» **DIRECTION**: Leave out the pictures; transcribe all else exactly.

» **RECORDS TO USE**:
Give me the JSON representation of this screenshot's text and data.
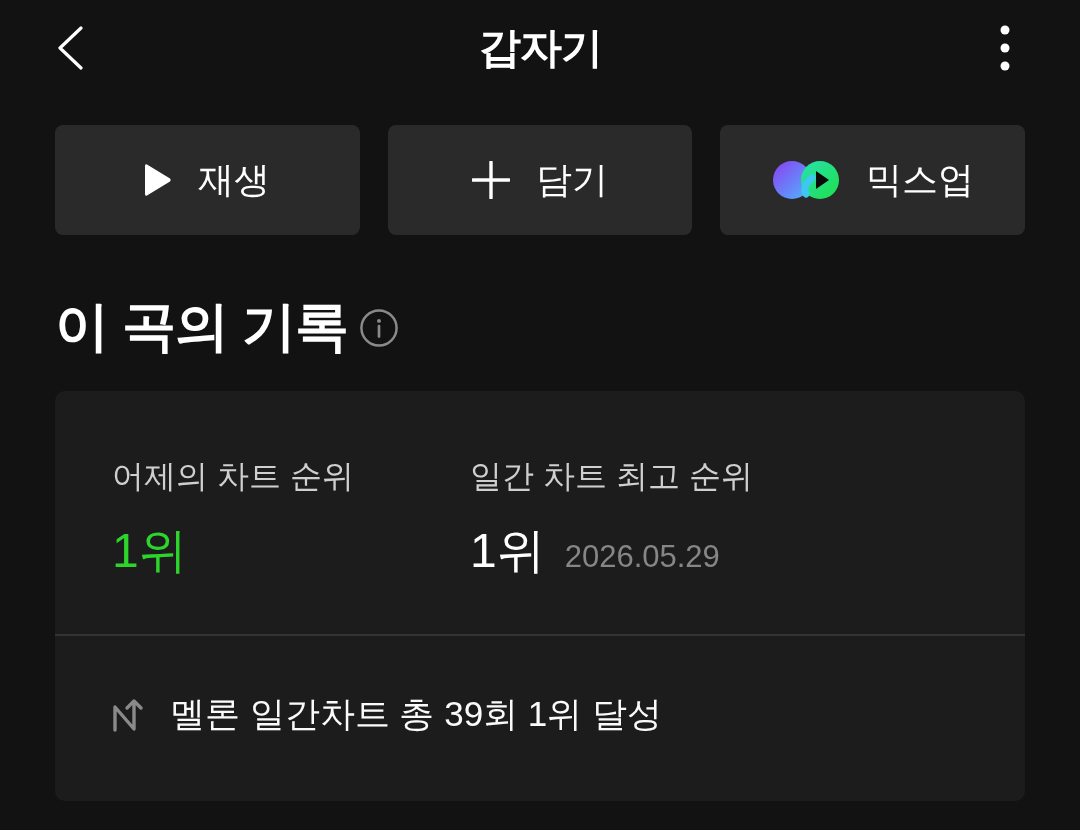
{
  "header": {
    "title": "갑자기"
  },
  "actions": [
    {
      "kind": "play",
      "label": "재생"
    },
    {
      "kind": "add",
      "label": "담기"
    },
    {
      "kind": "mixup",
      "label": "믹스업"
    }
  ],
  "section": {
    "title": "이 곡의 기록"
  },
  "record": {
    "stats": [
      {
        "label": "어제의 차트 순위",
        "value": "1위",
        "highlight": true
      },
      {
        "label": "일간 차트 최고 순위",
        "value": "1위",
        "date": "2026.05.29",
        "highlight": false
      }
    ],
    "achievement": "멜론 일간차트 총 39회 1위 달성"
  }
}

» **FINAL RESULT**:
Give me the JSON representation of this screenshot's text and data.
{
  "header": {
    "title": "갑자기"
  },
  "actions": [
    {
      "kind": "play",
      "label": "재생"
    },
    {
      "kind": "add",
      "label": "담기"
    },
    {
      "kind": "mixup",
      "label": "믹스업"
    }
  ],
  "section": {
    "title": "이 곡의 기록"
  },
  "record": {
    "stats": [
      {
        "label": "어제의 차트 순위",
        "value": "1위",
        "highlight": true
      },
      {
        "label": "일간 차트 최고 순위",
        "value": "1위",
        "date": "2026.05.29",
        "highlight": false
      }
    ],
    "achievement": "멜론 일간차트 총 39회 1위 달성"
  }
}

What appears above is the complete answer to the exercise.